═════ Text excerpt

The Spud Kings reign supreme in Eastern Idaho

It’s game night at the Mountain America Center in Idaho Falls. The stands are packed with a sold-out crowd of 4,200.

Lights dim, people cheer. Rock music pumps through the sound system, flames shoot out, smoke swirls, and flashing red, orange, and white strobes streak across the stands. The music builds to a crescendo, and the Idaho Falls Spud Kings hockey players spill out onto the ice, skating in circles under the sparkling lights.

The Mountain American Center in Idaho Falls opened in 2022, welcoming national acts from concerts and comedy shows to hockey.

The fans jump to their feet, roaring. The atmosphere is electric with their excitement. You’d think you were watching a professional hockey game, but the Idaho Falls Spud Kings are in fact teenagers. The oldest players are just twenty years old. Their skills, however, are worthy of the fanfare.

The Spud Kings are a Tier 2 team in the National Collegiate Development Conference of the United States Premier Hockey League. Players from all over the country and the world join the league to hone their skills in hopes of moving on to play Division I college hockey. Their stop in Idaho Falls is giving them a taste of what realizing those dreams could feel like. The city has embraced the team and its players with passion. In their first season just two years ago, all but three of the home games were sold out.

“Players here are treated like royalty,” says Kelsey Salsbery, the director of marketing at the Mountain America Center. “They get asked for autographs. People buy them lunch when they wear their jerseys around town. It’s pretty exciting for sixteen to twenty-year-olds.”

Kelsey thinks Idaho Falls’ long, dark winters are part of what has made the team so popular. Plus, the city’s only other semi-professional team is the Chukars baseball team, which plays in the summer, leaving people hungry for live athletic events when the snow starts to fly. And the team’s venue, the Mountain America Center, is brand new—doors opened in 2022—and state-of-the-art.

══════════
═════ Dataset

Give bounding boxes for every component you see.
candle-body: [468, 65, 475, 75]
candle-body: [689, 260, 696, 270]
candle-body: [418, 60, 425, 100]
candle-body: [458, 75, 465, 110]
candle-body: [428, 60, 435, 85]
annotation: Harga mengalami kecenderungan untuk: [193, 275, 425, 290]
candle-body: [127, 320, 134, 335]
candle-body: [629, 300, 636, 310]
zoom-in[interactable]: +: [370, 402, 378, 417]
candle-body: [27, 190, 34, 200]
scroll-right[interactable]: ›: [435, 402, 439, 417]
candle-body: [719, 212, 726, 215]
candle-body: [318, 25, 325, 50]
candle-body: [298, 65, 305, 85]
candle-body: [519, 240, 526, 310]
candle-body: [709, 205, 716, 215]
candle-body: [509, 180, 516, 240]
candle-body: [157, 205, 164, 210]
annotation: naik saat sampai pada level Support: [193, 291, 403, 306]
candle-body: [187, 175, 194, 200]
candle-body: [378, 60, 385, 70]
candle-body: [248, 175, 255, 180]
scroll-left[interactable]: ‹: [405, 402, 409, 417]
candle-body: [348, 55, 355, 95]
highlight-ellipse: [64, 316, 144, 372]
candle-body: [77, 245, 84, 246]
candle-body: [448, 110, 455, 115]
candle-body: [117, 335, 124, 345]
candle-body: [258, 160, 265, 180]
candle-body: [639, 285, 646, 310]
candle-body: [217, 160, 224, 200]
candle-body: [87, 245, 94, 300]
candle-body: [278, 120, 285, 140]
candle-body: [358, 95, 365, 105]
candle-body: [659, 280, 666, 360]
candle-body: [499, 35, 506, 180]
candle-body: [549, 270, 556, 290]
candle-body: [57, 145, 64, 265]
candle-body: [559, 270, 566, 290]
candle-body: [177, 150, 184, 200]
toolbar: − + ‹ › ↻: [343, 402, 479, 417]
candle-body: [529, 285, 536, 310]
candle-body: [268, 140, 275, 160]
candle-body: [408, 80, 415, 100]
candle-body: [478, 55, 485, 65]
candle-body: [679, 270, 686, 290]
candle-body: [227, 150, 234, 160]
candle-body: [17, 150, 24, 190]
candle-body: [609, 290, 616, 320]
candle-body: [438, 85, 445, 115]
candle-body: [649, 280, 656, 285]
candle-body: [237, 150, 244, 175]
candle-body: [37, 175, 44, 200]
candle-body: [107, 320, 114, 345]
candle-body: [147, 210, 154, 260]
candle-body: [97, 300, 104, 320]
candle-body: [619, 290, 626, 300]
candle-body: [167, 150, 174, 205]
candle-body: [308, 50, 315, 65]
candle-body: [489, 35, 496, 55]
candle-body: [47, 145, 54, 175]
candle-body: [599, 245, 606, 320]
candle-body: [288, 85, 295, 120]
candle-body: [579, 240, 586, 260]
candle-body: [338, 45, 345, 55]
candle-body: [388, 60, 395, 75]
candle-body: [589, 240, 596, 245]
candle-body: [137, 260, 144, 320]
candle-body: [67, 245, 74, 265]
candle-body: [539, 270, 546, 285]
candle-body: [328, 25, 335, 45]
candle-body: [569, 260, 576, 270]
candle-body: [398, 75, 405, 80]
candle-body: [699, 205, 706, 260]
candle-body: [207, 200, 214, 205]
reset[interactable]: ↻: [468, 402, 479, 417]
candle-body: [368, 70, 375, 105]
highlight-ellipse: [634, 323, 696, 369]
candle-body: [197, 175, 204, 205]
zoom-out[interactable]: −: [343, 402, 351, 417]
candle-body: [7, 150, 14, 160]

══════════

- **Tasks to perform**:
• 1. According to the Spud Kings article, how large was the sold-out crowd on game night?
• 2. Carry the Spud Kings article forward from its final sentence.

- **Results for the exercise**:
• 1. 4,200 people.

• 2.
In addition to the elaborate special effects that entertain the crowd and hype up the players, the shiny new arena has first-class facilities for the team, their support staff, and the fans. Private viewing boxes along the upper tiers of the stands sold out before the first season. The food concessions along the main concourse serve up everything from mac and cheese to burgers, pizza, barbecue, tacos, and, of course, because it’s the Spud Kings, potatoes. At ToPo Tato you can get potatoes served just about any way you can think of, including the classic Canadian hockey food, poutine.

Chris Hall, assistant general manager for the Spud Kings in the winter and the general manager of baseball operations for the Chukars team in the summer, says that the operations department didn’t know what to expect when the team started. Idaho Falls isn’t known as a hockey town.

“It’s been a crazy response,” Chris says. “No other junior hockey team, except maybe those in Tier I, have the crowds we get. We have two thousand season ticket holders, and a waitlist of eight hundred. That’s not a normal thing. It’s helped us recruit great players.”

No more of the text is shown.